Exercise aim: Reproduce every line of the listing as written, apart from the pictures.

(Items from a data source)
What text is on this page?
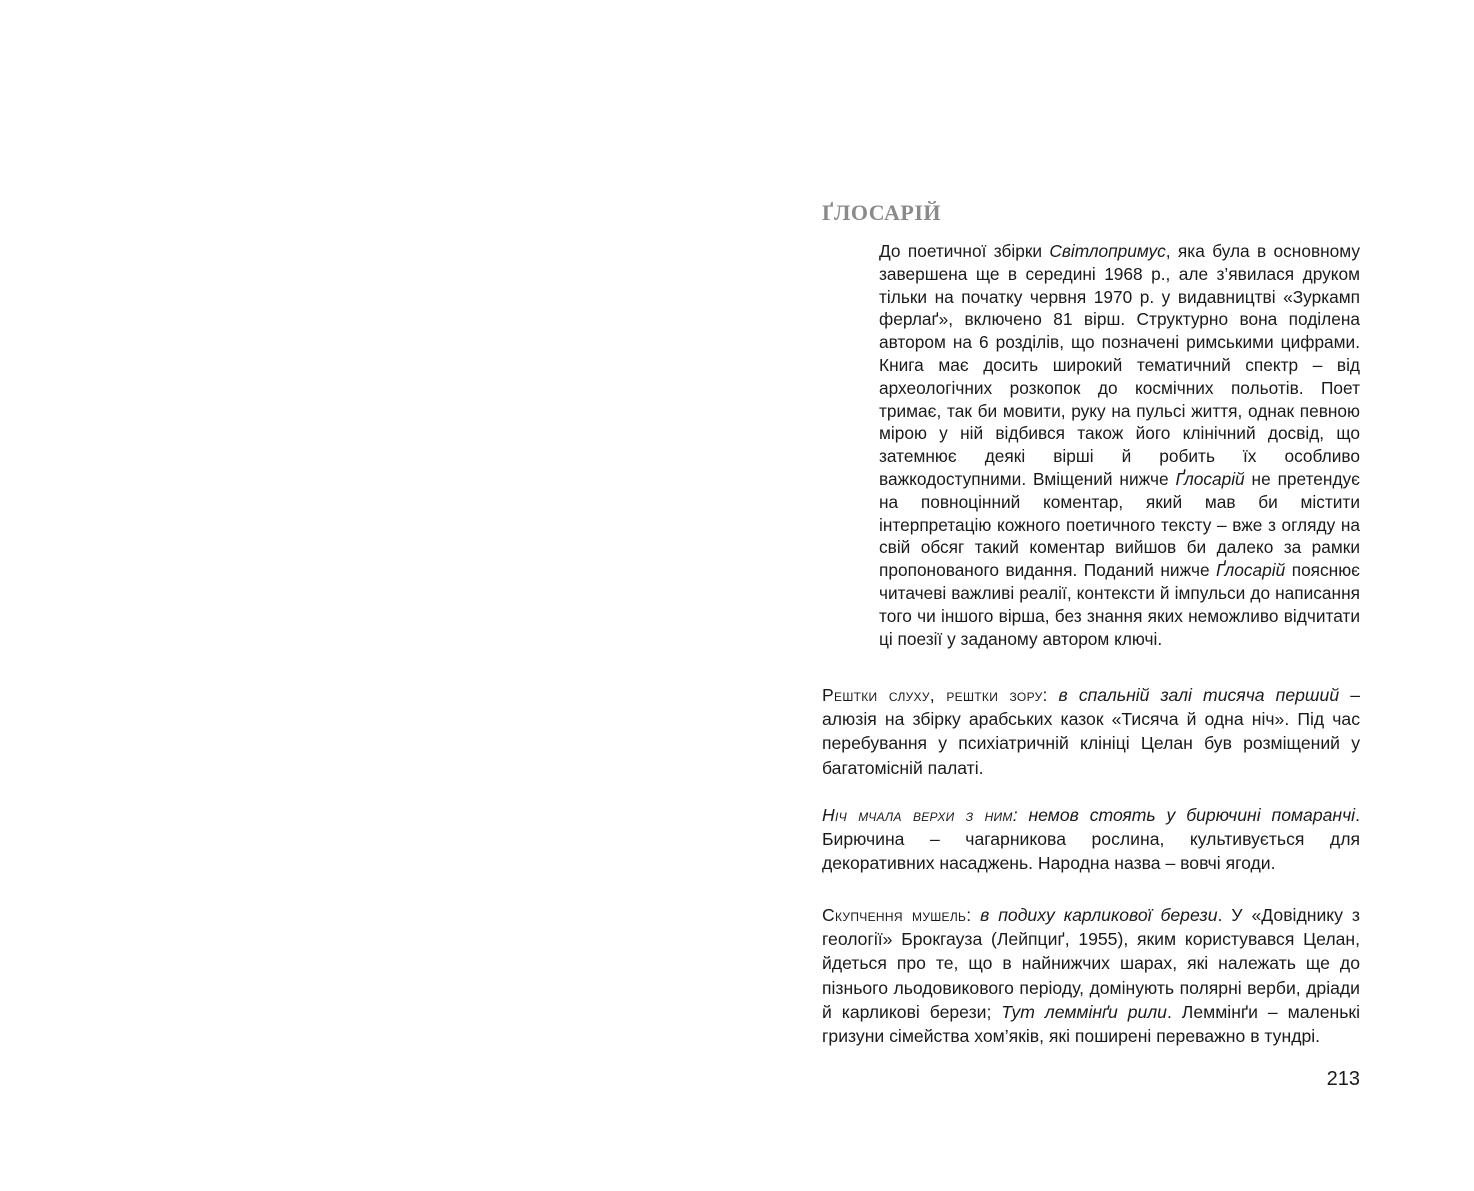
ҐЛОСАРІЙ

До поетичної збірки Світлопримус, яка була в основному завершена ще в середині 1968 р., але з’явилася друком тільки на початку червня 1970 р. у видавництві «Зуркамп ферлаґ», включено 81 вірш. Структурно вона поділена автором на 6 розділів, що позначені римськими цифрами. Книга має досить широкий тематичний спектр – від археологічних розкопок до космічних польотів. Поет тримає, так би мовити, руку на пульсі життя, однак певною мірою у ній відбився також його клінічний досвід, що затемнює деякі вірші й робить їх особливо важкодоступними. Вміщений нижче Ґлосарій не претендує на повноцінний коментар, який мав би містити інтерпретацію кожного поетичного тексту – вже з огляду на свій обсяг такий коментар вийшов би далеко за рамки пропонованого видання. Поданий нижче Ґлосарій пояснює читачеві важливі реалії, контексти й імпульси до написання того чи іншого вірша, без знання яких неможливо відчитати ці поезії у заданому автором ключі.

Рештки слуху, рештки зору: в спальній залі тисяча перший – алюзія на збірку арабських казок «Тисяча й одна ніч». Під час перебування у психіатричній клініці Целан був розміщений у багатомісній палаті.

Ніч мчала верхи з ним: немов стоять у бирючині помаранчі. Бирючина – чагарникова рослина, культивується для декоративних насаджень. Народна назва – вовчі ягоди.

Скупчення мушель: в подиху карликової берези. У «Довіднику з геології» Брокгауза (Лейпциґ, 1955), яким користувався Целан, йдеться про те, що в найнижчих шарах, які належать ще до пізнього льодовикового періоду, домінують полярні верби, дріади й карликові берези; Тут леммінґи рили. Леммінґи – маленькі гризуни сімейства хом’яків, які поширені переважно в тундрі.

213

Exercise result:
What text is on this page?
ҐЛОСАРІЙ

До поетичної збірки Світлопримус, яка була в основному завершена ще в середині 1968 р., але з’явилася друком тільки на початку червня 1970 р. у видавництві «Зуркамп ферлаґ», включено 81 вірш. Структурно вона поділена автором на 6 розділів, що позначені римськими цифрами. Книга має досить широкий тематичний спектр – від археологічних розкопок до космічних польотів. Поет тримає, так би мовити, руку на пульсі життя, однак певною мірою у ній відбився також його клінічний досвід, що затемнює деякі вірші й робить їх особливо важкодоступними. Вміщений нижче Ґлосарій не претендує на повноцінний коментар, який мав би містити інтерпретацію кожного поетичного тексту – вже з огляду на свій обсяг такий коментар вийшов би далеко за рамки пропонованого видання. Поданий нижче Ґлосарій пояснює читачеві важливі реалії, контексти й імпульси до написання того чи іншого вірша, без знання яких неможливо відчитати ці поезії у заданому автором ключі.

Рештки слуху, рештки зору: в спальній залі тисяча перший – алюзія на збірку арабських казок «Тисяча й одна ніч». Під час перебування у психіатричній клініці Целан був розміщений у багатомісній палаті.

Ніч мчала верхи з ним: немов стоять у бирючині помаранчі. Бирючина – чагарникова рослина, культивується для декоративних насаджень. Народна назва – вовчі ягоди.

Скупчення мушель: в подиху карликової берези. У «Довіднику з геології» Брокгауза (Лейпциґ, 1955), яким користувався Целан, йдеться про те, що в найнижчих шарах, які належать ще до пізнього льодовикового періоду, домінують полярні верби, дріади й карликові берези; Тут леммінґи рили. Леммінґи – маленькі гризуни сімейства хом’яків, які поширені переважно в тундрі.

213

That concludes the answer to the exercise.